Start

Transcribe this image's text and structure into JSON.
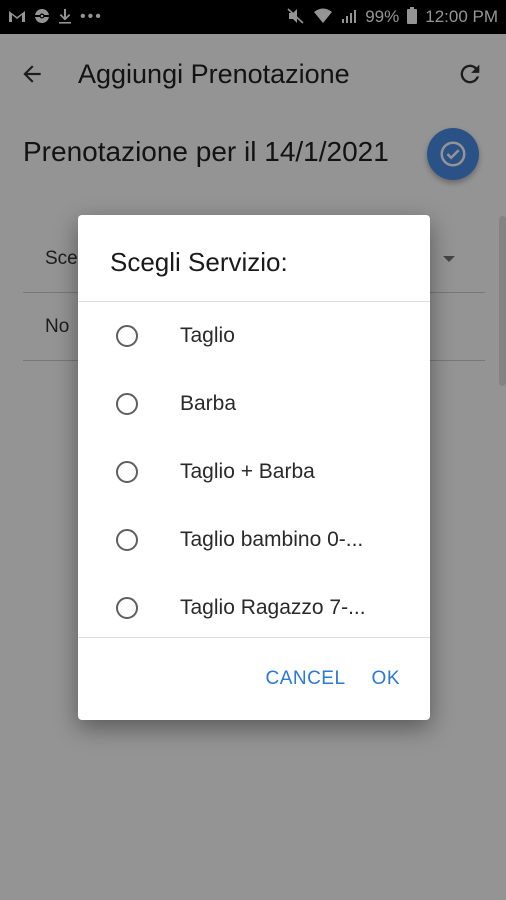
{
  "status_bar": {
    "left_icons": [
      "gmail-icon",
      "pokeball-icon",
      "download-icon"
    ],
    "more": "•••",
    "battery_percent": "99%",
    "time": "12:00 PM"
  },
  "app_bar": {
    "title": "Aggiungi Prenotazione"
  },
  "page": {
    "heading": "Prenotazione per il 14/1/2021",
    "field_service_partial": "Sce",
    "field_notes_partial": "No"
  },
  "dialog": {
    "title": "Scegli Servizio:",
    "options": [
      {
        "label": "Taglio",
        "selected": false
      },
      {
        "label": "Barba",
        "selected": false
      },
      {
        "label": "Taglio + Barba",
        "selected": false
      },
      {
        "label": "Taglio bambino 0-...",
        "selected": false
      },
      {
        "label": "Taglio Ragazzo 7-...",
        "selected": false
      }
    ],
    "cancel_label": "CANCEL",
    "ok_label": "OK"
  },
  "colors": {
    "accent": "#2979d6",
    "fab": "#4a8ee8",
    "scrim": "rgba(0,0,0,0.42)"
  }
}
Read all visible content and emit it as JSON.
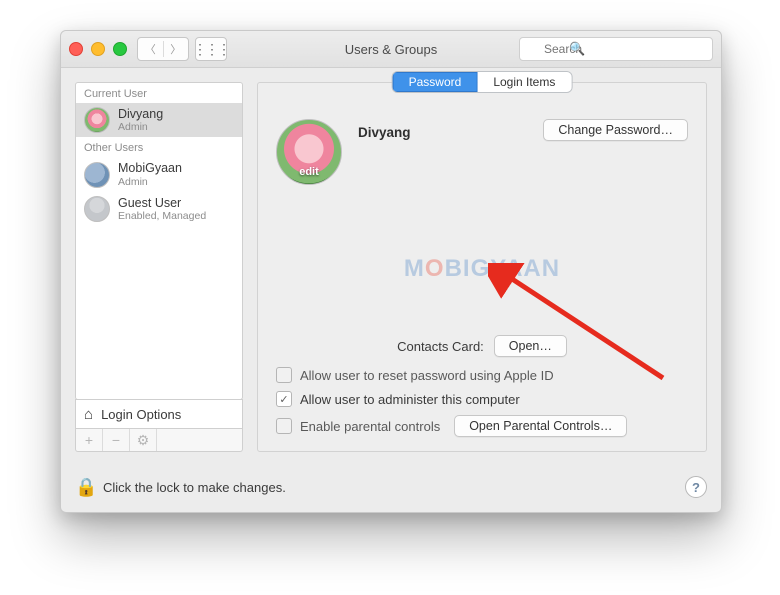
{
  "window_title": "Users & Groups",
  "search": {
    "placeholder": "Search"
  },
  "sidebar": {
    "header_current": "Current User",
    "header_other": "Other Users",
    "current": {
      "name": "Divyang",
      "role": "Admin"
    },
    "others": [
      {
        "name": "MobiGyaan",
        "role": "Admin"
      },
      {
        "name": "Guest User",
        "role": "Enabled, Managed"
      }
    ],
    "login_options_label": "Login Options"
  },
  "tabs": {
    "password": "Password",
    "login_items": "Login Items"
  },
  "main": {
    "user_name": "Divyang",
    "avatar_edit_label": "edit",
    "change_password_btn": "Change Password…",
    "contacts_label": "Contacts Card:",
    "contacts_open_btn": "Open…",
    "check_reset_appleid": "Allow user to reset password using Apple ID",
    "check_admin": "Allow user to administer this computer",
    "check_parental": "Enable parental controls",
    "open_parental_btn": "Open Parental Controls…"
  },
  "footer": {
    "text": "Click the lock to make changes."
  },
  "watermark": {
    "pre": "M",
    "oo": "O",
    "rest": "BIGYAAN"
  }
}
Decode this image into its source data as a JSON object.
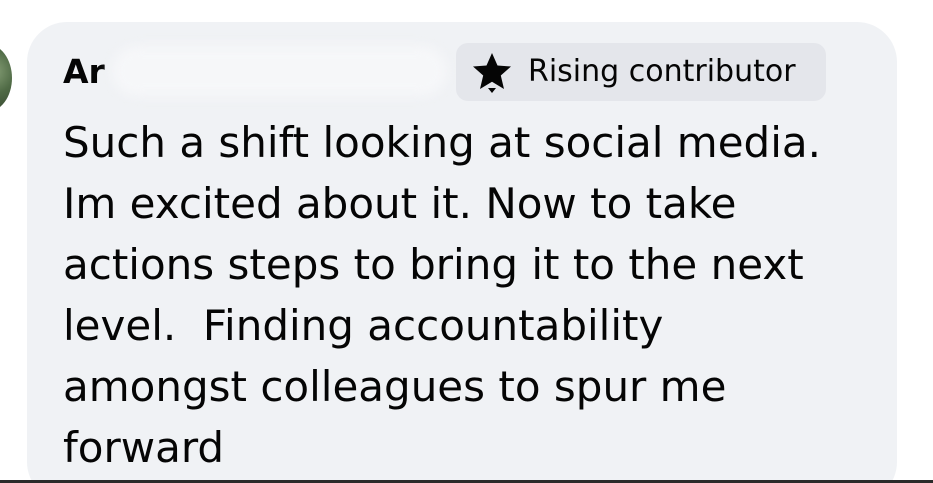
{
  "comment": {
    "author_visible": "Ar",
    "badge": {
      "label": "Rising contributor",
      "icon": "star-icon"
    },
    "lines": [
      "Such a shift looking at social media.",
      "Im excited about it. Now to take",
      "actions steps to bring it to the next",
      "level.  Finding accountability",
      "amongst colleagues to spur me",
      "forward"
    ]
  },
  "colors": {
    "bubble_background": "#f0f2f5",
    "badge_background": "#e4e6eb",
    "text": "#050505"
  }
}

End
Start

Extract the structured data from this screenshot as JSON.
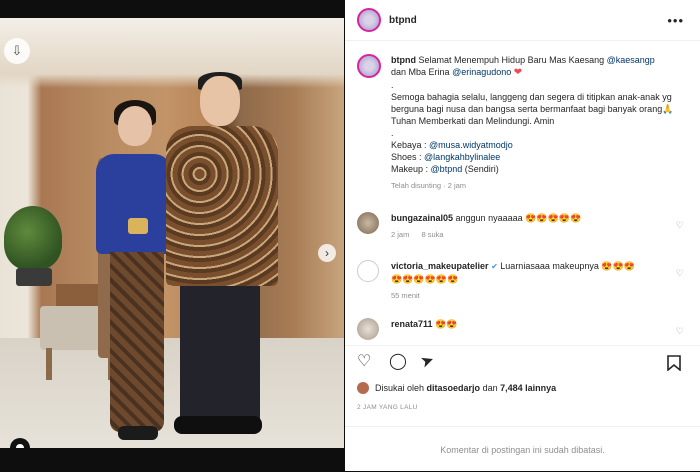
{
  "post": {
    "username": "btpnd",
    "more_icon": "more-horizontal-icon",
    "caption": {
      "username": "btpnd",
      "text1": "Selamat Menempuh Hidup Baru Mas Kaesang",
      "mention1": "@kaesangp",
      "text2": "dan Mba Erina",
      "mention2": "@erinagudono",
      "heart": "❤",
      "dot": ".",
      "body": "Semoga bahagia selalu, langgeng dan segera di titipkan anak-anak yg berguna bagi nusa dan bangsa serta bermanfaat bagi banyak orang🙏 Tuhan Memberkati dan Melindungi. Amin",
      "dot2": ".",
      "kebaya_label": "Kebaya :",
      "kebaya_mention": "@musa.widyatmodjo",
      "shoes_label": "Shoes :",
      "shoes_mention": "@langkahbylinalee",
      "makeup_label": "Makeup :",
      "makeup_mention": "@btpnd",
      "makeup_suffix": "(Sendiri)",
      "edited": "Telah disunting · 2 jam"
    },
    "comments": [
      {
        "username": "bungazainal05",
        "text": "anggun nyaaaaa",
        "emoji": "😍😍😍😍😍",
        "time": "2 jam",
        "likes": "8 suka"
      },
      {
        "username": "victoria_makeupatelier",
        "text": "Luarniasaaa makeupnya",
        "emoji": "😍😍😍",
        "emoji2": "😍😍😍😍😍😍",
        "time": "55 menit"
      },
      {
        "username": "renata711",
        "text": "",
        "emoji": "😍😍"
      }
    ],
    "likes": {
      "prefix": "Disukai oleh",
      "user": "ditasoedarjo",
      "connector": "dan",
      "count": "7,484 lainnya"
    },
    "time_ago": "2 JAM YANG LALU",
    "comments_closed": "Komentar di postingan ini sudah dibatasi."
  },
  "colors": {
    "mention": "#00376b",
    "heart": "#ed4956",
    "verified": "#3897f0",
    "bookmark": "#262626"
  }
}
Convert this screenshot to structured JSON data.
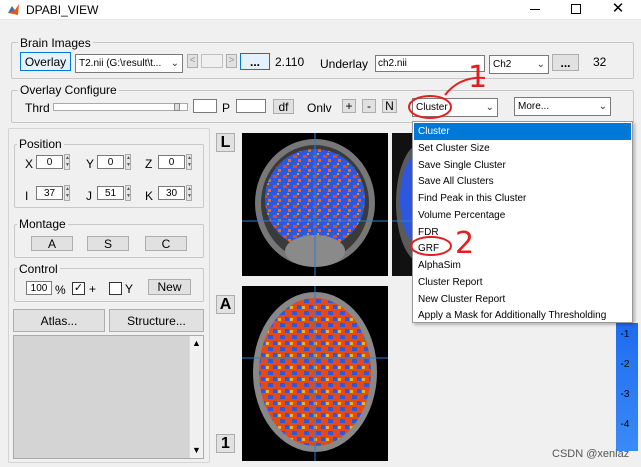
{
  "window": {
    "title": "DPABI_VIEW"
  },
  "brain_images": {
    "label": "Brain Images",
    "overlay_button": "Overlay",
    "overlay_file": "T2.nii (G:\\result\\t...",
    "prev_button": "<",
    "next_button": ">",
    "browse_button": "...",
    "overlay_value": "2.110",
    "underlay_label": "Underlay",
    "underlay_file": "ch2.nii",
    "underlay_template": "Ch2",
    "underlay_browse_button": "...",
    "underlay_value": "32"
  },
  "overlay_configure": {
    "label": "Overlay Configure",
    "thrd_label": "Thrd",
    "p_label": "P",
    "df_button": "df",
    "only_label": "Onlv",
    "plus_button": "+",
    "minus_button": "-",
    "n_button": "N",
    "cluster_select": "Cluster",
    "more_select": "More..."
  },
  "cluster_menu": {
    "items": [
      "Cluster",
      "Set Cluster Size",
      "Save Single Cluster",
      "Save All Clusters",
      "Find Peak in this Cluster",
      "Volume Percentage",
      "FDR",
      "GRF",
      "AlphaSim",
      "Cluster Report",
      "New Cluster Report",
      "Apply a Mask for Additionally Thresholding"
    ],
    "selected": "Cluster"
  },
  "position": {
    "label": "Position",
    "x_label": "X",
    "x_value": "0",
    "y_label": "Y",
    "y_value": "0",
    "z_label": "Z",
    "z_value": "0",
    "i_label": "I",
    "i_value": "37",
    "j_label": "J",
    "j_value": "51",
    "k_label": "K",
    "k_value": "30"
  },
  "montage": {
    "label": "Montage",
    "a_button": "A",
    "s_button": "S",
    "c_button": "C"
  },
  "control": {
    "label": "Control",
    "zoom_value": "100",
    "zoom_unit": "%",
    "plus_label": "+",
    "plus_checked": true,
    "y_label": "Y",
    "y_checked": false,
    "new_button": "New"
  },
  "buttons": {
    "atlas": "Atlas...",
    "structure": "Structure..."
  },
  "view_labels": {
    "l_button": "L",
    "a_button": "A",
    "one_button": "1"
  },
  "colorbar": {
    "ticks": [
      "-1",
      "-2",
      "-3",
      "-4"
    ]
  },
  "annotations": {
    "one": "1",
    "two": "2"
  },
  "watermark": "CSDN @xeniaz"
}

End

#### EXERCISE OBJECTIVE:
Locate all lines in the listing above with the word "this" and copy them.

#### RESULT BELOW:
Transcribe this image's text and structure into JSON.
    "check_admin": "Allow user to administer this computer",
Decode this image into its source data as a JSON object.
Extract the structured data from this screenshot as JSON.
Convert this screenshot to structured JSON data.
      "Find Peak in this Cluster",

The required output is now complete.